# EXERCISE:
The entries below contain pictures. Retype everything except those pictures, exactly as given.

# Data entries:

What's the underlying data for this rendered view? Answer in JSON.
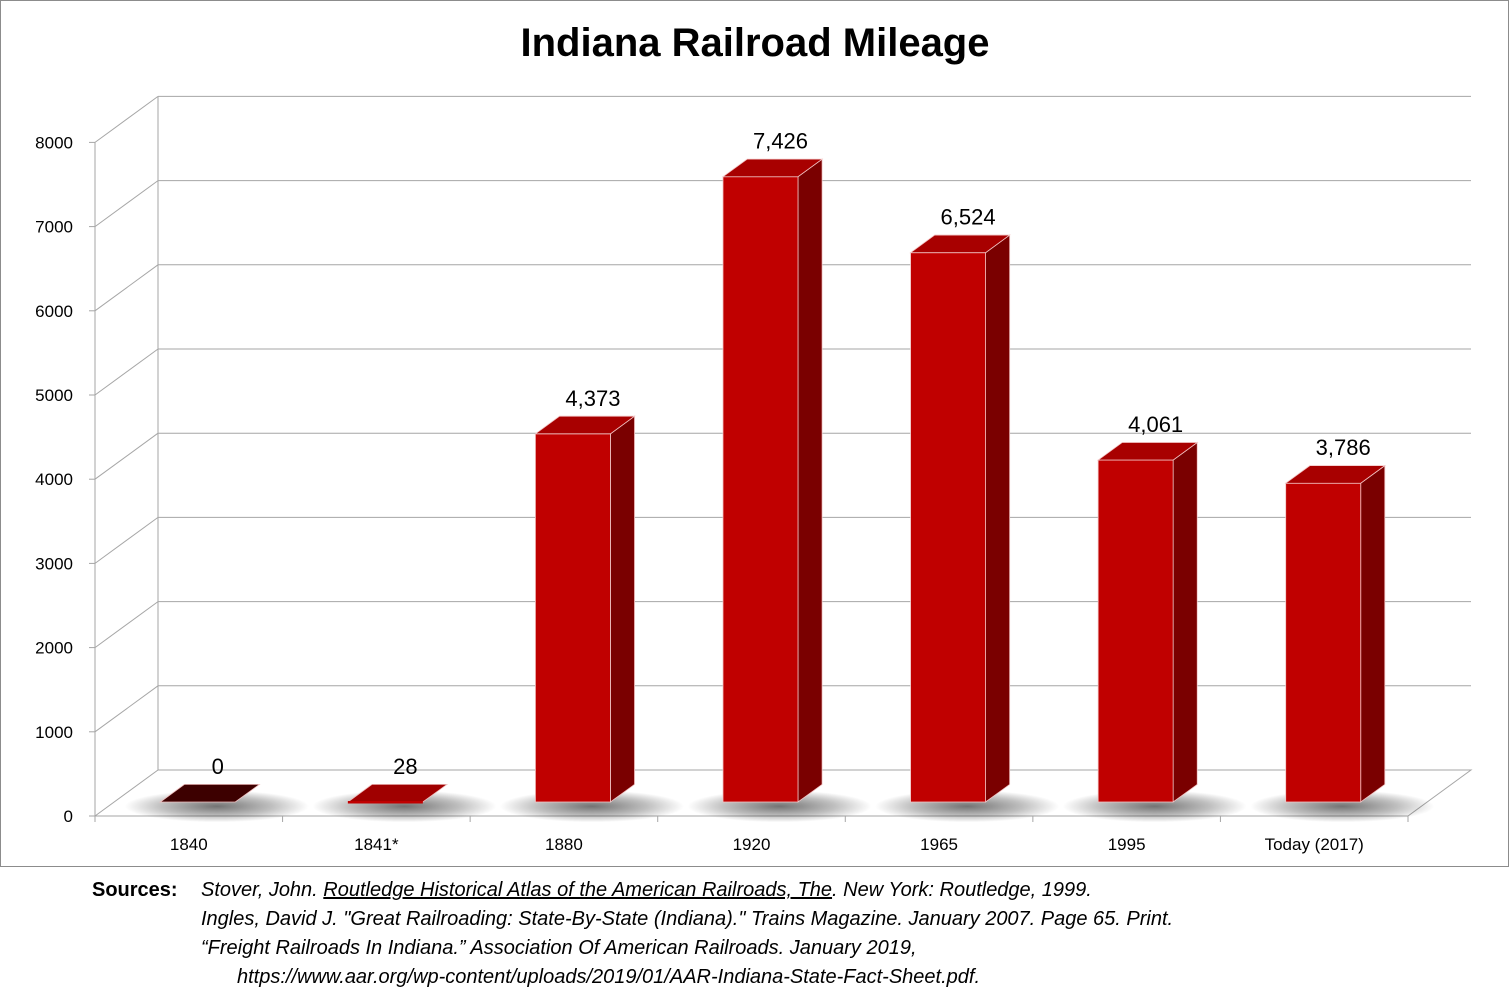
{
  "chart_data": {
    "type": "bar",
    "title": "Indiana Railroad Mileage",
    "categories": [
      "1840",
      "1841*",
      "1880",
      "1920",
      "1965",
      "1995",
      "Today  (2017)"
    ],
    "values": [
      0,
      28,
      4373,
      7426,
      6524,
      4061,
      3786
    ],
    "data_labels": [
      "0",
      "28",
      "4,373",
      "7,426",
      "6,524",
      "4,061",
      "3,786"
    ],
    "ylim": [
      0,
      8000
    ],
    "yticks": [
      "0",
      "1000",
      "2000",
      "3000",
      "4000",
      "5000",
      "6000",
      "7000",
      "8000"
    ],
    "grid": true,
    "style": "3d-column",
    "colors": {
      "bar_front": "#c00000",
      "bar_side": "#7a0000",
      "bar_top": "#a80000",
      "zero_bar": "#3d0000",
      "grid": "#a6a6a6"
    }
  },
  "sources": {
    "label": "Sources:",
    "line1_pre": "Stover, John. ",
    "line1_title": "Routledge Historical Atlas of the American Railroads, The",
    "line1_post": ". New York: Routledge, 1999.",
    "line2": "Ingles, David J. \"Great Railroading: State-By-State (Indiana).\" Trains Magazine. January 2007. Page 65. Print.",
    "line3": "“Freight Railroads In Indiana.” Association Of American Railroads. January 2019,",
    "line4": "https://www.aar.org/wp-content/uploads/2019/01/AAR-Indiana-State-Fact-Sheet.pdf."
  }
}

# EXERCISE RESULT:
What's the underlying data for this rendered view? Answer in JSON.
{
  "chart_data": {
    "type": "bar",
    "title": "Indiana Railroad Mileage",
    "categories": [
      "1840",
      "1841*",
      "1880",
      "1920",
      "1965",
      "1995",
      "Today  (2017)"
    ],
    "values": [
      0,
      28,
      4373,
      7426,
      6524,
      4061,
      3786
    ],
    "data_labels": [
      "0",
      "28",
      "4,373",
      "7,426",
      "6,524",
      "4,061",
      "3,786"
    ],
    "ylim": [
      0,
      8000
    ],
    "yticks": [
      "0",
      "1000",
      "2000",
      "3000",
      "4000",
      "5000",
      "6000",
      "7000",
      "8000"
    ],
    "grid": true,
    "style": "3d-column",
    "colors": {
      "bar_front": "#c00000",
      "bar_side": "#7a0000",
      "bar_top": "#a80000",
      "zero_bar": "#3d0000",
      "grid": "#a6a6a6"
    }
  },
  "sources": {
    "label": "Sources:",
    "line1_pre": "Stover, John. ",
    "line1_title": "Routledge Historical Atlas of the American Railroads, The",
    "line1_post": ". New York: Routledge, 1999.",
    "line2": "Ingles, David J. \"Great Railroading: State-By-State (Indiana).\" Trains Magazine. January 2007. Page 65. Print.",
    "line3": "“Freight Railroads In Indiana.” Association Of American Railroads. January 2019,",
    "line4": "https://www.aar.org/wp-content/uploads/2019/01/AAR-Indiana-State-Fact-Sheet.pdf."
  }
}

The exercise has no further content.